(Stored entries)
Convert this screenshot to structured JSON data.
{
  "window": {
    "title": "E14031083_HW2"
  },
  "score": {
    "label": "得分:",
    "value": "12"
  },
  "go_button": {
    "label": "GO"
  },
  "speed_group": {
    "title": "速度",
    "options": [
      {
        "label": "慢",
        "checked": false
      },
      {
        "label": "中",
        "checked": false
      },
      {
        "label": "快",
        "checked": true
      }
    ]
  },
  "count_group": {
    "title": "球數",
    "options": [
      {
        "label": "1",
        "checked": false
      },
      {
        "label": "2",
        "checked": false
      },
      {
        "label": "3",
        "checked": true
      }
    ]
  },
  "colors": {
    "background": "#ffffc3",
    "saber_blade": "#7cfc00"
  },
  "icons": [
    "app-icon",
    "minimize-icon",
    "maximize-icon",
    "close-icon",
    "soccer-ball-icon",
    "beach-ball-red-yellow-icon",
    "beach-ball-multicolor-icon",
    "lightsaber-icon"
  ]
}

## Exercise prompt
Reproduce the entire listing word for word.

## In response
Convert this screenshot to structured JSON data.
{
  "window": {
    "title": "E14031083_HW2"
  },
  "score": {
    "label": "得分:",
    "value": "12"
  },
  "go_button": {
    "label": "GO"
  },
  "speed_group": {
    "title": "速度",
    "options": [
      {
        "label": "慢",
        "checked": false
      },
      {
        "label": "中",
        "checked": false
      },
      {
        "label": "快",
        "checked": true
      }
    ]
  },
  "count_group": {
    "title": "球數",
    "options": [
      {
        "label": "1",
        "checked": false
      },
      {
        "label": "2",
        "checked": false
      },
      {
        "label": "3",
        "checked": true
      }
    ]
  },
  "colors": {
    "background": "#ffffc3",
    "saber_blade": "#7cfc00"
  },
  "icons": [
    "app-icon",
    "minimize-icon",
    "maximize-icon",
    "close-icon",
    "soccer-ball-icon",
    "beach-ball-red-yellow-icon",
    "beach-ball-multicolor-icon",
    "lightsaber-icon"
  ]
}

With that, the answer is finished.